— SHORT PROBLEM —
Copy out each line exactly as it appears.

— INPUT FOR THIS TASK —
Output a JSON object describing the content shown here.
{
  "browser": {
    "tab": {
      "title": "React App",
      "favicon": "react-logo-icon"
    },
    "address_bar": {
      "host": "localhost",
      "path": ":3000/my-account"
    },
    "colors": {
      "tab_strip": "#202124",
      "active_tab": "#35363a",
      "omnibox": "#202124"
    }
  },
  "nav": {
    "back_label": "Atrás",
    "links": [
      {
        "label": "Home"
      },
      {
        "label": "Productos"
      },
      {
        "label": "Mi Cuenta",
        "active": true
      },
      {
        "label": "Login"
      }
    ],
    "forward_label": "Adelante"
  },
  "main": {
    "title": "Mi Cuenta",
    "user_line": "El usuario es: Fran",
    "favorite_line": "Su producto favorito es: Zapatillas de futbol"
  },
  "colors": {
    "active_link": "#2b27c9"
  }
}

— WRITTEN RESPONSE —
Output a JSON object describing the content shown here.
{
  "browser": {
    "tab": {
      "title": "React App",
      "favicon": "react-logo-icon"
    },
    "address_bar": {
      "host": "localhost",
      "path": ":3000/my-account"
    },
    "colors": {
      "tab_strip": "#202124",
      "active_tab": "#35363a",
      "omnibox": "#202124"
    }
  },
  "nav": {
    "back_label": "Atrás",
    "links": [
      {
        "label": "Home"
      },
      {
        "label": "Productos"
      },
      {
        "label": "Mi Cuenta",
        "active": true
      },
      {
        "label": "Login"
      }
    ],
    "forward_label": "Adelante"
  },
  "main": {
    "title": "Mi Cuenta",
    "user_line": "El usuario es: Fran",
    "favorite_line": "Su producto favorito es: Zapatillas de futbol"
  },
  "colors": {
    "active_link": "#2b27c9"
  }
}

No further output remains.